EXTRAIT DU DOCUMENT =
= = = = = = =
De 1942 à 1948, Madagascar a connu deux événements qui ont profondément marqué la population : en mai 1942, pour prévenir une éventuelle invasion japonaise, les troupes britanniques débarquent sur la Grande île et se heurtent aux Français, qui ne reprendront le pouvoir qu’après une violente protestation du général de Gaulle (mai 1943). Puis, en 1947, un mouvement insurrectionnel de la population malgache éclate, lié à la mauvaise prise en charge de la misère locale par le pouvoir colonial, sévèrement réprimé par la France (1947-1948).
Pour procéder à la constitution des dossiers et à l’évaluation administrative de l’indemnité de reconstitution à allouer à chaque sinistré de ces deux événements, le Haut-Commissariat à Madagascar (HCM) crée un service des dommages de guerre et de rébellion. Ce sont les 11000 dossiers de ce service, conservés aux ANOM (41 HCM 1-152) qui permettent de jeter un éclairage sur la situation sociale, économique et politique de la population malgache au sortir de la guerre.
= = = = = = =
DONNÉES FOURNIES =
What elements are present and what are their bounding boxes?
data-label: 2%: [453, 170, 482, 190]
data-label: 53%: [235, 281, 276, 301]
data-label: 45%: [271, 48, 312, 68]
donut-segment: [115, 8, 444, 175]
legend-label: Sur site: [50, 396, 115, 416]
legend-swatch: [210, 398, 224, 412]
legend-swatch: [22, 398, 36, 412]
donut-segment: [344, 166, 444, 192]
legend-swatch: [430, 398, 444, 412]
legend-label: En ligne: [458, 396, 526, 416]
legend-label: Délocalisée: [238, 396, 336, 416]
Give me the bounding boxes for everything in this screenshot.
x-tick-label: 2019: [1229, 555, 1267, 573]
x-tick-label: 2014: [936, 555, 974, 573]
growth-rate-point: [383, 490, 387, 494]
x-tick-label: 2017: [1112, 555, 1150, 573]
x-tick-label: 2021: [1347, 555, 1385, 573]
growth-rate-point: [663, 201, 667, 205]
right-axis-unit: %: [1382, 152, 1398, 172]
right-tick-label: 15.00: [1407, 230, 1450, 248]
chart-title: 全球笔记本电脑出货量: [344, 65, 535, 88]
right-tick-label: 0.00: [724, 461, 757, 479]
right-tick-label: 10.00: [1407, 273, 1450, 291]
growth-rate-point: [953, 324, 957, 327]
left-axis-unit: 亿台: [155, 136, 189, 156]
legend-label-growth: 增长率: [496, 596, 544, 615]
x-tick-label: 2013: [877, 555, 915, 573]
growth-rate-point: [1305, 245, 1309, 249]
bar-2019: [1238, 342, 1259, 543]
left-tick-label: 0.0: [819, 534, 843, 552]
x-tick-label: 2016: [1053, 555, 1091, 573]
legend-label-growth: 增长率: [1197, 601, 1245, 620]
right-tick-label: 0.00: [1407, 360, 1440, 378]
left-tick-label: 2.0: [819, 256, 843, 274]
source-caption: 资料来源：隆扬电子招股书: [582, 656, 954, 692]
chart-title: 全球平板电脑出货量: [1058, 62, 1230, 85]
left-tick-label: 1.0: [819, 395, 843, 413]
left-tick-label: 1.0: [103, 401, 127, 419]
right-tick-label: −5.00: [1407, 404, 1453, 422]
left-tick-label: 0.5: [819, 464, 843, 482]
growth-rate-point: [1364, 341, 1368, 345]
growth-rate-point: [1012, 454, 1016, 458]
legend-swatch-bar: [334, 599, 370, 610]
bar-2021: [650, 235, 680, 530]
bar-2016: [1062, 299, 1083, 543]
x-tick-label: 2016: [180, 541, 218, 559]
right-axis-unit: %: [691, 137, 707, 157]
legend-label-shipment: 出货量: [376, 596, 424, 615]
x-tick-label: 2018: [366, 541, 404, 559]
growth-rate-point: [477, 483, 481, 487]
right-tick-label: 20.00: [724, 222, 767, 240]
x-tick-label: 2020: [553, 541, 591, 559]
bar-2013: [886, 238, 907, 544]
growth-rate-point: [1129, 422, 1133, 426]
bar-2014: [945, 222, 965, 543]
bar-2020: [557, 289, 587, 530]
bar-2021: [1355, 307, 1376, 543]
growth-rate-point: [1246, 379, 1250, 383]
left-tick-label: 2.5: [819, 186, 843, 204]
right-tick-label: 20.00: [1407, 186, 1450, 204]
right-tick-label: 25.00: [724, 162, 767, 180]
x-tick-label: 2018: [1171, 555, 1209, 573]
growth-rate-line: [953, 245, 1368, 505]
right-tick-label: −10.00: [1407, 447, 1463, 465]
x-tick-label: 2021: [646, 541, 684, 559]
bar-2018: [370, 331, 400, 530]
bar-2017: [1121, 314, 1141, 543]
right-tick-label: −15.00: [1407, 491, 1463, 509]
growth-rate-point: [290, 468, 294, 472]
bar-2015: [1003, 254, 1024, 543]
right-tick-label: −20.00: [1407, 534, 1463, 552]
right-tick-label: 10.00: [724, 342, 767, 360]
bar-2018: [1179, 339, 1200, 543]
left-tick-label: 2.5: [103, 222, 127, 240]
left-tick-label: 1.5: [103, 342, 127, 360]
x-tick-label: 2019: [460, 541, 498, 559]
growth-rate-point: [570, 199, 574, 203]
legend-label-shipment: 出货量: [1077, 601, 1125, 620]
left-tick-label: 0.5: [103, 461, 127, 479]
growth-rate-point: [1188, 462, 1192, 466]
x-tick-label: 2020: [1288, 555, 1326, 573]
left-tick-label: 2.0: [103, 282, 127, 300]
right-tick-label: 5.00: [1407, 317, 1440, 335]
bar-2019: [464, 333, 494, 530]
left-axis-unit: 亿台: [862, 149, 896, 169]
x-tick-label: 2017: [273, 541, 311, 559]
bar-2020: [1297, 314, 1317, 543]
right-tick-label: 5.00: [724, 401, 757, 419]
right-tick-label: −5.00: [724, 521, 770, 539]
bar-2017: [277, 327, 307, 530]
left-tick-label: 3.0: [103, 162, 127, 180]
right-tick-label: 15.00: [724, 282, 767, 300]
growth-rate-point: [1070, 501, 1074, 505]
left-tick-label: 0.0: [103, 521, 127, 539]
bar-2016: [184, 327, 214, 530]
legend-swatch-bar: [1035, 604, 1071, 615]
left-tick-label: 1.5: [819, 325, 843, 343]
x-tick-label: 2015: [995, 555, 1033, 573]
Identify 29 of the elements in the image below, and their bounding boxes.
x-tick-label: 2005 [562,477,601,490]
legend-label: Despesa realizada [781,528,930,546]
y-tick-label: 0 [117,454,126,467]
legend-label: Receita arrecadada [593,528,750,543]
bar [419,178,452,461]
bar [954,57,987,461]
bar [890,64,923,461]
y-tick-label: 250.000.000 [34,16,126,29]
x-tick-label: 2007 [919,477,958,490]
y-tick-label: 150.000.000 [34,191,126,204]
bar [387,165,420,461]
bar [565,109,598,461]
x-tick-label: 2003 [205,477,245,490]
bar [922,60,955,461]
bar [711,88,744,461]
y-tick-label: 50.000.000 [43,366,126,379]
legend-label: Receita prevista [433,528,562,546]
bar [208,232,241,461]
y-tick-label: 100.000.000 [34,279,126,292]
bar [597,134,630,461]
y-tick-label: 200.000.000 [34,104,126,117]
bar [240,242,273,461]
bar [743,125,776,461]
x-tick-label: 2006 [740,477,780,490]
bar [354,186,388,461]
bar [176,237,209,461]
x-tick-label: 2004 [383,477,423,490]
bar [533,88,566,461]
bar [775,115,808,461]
= = = = = = =
CONSIGNES =
**a.** D'après l'extrait sur Madagascar, combien de dossiers le service des dommages de guerre et de rébellion a-t-il constitués ?
**b.** Formatez en liste JSON de chaînes le passage des rangées qui s'étend de leur début jusqu'à la ligne contenant « legend-swatch: [210, 398, 224, 412] », bornes incluses, avec une chaîne par ligne et sans les lignes vides.

RÉPONSES COMPLÈTES =
**a.** 11000 dossiers.

**b.**
[
  "What elements are present and what are their bounding boxes?",
  "data-label: 2%: [453, 170, 482, 190]",
  "data-label: 53%: [235, 281, 276, 301]",
  "data-label: 45%: [271, 48, 312, 68]",
  "donut-segment: [115, 8, 444, 175]",
  "legend-label: Sur site: [50, 396, 115, 416]",
  "legend-swatch: [210, 398, 224, 412]"
]